Exercise instructions:
From the listing below, copy every line with the word "color".

(Figure record listings)
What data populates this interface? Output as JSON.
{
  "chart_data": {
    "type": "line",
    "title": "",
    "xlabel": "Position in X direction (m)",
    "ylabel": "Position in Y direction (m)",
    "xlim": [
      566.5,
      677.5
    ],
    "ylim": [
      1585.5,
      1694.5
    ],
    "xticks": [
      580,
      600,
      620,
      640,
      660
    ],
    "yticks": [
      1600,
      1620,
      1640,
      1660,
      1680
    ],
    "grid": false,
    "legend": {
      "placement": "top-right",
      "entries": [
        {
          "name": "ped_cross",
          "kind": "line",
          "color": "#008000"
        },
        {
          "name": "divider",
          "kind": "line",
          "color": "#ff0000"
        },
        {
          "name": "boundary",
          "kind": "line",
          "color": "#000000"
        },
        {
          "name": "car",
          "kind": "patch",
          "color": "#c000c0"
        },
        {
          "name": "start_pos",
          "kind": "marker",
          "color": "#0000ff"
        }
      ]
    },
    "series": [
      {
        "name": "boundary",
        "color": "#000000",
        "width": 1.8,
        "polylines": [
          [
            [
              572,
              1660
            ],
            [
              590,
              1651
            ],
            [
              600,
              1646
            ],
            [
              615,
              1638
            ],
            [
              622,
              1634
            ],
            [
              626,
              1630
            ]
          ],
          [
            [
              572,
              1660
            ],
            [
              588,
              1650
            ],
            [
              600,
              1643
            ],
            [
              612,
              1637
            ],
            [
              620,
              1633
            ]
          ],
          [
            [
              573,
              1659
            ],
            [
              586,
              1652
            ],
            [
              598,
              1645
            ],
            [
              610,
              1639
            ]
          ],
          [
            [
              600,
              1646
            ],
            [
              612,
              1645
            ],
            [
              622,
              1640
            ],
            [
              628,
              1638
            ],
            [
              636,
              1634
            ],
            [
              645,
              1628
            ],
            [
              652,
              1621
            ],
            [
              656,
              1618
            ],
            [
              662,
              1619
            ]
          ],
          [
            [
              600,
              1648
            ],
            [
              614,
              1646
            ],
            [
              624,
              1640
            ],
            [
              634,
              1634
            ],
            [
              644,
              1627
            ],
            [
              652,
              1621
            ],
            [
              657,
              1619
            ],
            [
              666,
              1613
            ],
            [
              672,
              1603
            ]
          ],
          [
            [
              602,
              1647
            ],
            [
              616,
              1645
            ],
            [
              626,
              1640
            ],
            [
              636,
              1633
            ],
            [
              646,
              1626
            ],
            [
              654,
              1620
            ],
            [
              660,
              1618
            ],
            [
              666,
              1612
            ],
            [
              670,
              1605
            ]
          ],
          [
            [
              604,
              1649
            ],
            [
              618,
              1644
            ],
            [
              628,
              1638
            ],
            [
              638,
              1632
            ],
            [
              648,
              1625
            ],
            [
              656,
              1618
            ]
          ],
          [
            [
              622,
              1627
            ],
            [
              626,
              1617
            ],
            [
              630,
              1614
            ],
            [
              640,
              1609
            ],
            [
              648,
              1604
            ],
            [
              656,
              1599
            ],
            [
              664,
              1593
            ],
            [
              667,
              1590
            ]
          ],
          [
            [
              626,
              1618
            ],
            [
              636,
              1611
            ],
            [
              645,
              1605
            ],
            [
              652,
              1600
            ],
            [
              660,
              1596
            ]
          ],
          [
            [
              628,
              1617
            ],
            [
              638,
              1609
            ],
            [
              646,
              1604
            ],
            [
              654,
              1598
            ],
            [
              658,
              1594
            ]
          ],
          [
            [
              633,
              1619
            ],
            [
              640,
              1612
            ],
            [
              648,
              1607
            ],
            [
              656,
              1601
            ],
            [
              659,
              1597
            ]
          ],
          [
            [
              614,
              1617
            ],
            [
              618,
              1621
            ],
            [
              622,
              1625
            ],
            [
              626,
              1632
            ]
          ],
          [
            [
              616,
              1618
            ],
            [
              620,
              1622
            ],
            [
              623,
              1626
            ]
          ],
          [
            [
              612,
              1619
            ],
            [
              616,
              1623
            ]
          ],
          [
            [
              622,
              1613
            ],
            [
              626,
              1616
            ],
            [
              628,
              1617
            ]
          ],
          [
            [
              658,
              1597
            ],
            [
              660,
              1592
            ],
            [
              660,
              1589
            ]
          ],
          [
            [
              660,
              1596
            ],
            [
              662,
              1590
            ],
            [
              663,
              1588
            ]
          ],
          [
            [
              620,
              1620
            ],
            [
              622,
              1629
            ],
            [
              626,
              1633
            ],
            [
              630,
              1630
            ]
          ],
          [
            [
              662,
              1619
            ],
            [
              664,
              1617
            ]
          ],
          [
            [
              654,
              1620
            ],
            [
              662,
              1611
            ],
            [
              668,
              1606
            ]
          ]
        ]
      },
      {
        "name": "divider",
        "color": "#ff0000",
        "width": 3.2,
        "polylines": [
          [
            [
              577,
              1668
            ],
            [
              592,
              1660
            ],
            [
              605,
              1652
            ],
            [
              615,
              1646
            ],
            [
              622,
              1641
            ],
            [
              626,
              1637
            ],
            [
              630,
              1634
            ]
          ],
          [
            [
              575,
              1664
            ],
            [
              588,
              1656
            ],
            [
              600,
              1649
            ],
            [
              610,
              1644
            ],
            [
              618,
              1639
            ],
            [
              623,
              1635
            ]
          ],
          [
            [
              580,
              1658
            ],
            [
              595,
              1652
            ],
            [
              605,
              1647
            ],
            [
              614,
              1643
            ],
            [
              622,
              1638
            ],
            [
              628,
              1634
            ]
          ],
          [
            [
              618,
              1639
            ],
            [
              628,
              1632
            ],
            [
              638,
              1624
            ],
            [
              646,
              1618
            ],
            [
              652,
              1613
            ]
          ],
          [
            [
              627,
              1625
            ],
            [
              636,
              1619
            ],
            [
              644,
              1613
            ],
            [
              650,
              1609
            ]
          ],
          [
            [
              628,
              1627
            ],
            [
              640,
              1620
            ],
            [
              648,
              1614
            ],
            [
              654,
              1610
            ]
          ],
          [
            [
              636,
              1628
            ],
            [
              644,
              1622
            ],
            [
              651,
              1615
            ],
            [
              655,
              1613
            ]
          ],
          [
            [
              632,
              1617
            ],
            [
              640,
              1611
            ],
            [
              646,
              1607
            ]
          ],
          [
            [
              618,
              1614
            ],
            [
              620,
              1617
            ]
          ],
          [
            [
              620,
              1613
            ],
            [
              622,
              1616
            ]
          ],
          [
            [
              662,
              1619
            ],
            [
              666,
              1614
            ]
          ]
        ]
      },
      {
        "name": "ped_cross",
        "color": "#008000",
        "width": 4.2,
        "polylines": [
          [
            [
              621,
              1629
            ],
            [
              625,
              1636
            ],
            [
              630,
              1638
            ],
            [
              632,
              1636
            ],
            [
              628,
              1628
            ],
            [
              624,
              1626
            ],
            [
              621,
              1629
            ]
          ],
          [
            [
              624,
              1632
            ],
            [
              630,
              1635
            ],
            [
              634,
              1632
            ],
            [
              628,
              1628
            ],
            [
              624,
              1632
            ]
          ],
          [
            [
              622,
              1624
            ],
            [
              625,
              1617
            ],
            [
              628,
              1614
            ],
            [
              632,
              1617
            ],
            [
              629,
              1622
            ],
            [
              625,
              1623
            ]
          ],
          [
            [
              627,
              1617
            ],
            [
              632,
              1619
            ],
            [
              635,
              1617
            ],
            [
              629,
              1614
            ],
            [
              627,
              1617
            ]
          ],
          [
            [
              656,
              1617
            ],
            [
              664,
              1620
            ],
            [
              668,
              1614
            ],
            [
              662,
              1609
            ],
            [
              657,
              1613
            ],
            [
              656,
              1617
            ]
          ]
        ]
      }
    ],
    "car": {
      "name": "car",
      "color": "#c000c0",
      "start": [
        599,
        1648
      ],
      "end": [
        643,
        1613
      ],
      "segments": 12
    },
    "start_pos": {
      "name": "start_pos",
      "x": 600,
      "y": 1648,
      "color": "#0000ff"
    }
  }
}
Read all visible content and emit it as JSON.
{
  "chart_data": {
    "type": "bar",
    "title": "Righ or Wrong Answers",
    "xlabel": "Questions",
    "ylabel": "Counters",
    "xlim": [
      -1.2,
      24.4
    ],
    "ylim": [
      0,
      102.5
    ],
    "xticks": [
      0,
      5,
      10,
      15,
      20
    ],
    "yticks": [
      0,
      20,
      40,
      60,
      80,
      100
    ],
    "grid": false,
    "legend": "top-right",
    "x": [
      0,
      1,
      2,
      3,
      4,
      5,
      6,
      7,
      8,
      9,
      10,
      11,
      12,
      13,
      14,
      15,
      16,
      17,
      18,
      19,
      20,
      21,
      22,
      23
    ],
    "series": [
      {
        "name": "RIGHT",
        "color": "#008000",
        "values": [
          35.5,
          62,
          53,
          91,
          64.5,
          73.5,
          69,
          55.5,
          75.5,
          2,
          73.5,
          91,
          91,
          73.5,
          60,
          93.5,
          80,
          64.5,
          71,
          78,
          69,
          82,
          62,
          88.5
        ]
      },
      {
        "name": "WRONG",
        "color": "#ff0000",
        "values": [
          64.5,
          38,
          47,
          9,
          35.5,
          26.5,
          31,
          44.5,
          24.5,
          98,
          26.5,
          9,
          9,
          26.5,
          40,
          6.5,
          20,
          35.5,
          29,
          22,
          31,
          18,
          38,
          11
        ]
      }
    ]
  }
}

Finished answer:
          "color": "#008000"
          "color": "#ff0000"
          "color": "#000000"
          "color": "#c000c0"
          "color": "#0000ff"
        "color": "#000000",
        "color": "#ff0000",
        "color": "#008000",
      "color": "#c000c0",
      "color": "#0000ff"
        "color": "#008000",
        "color": "#ff0000",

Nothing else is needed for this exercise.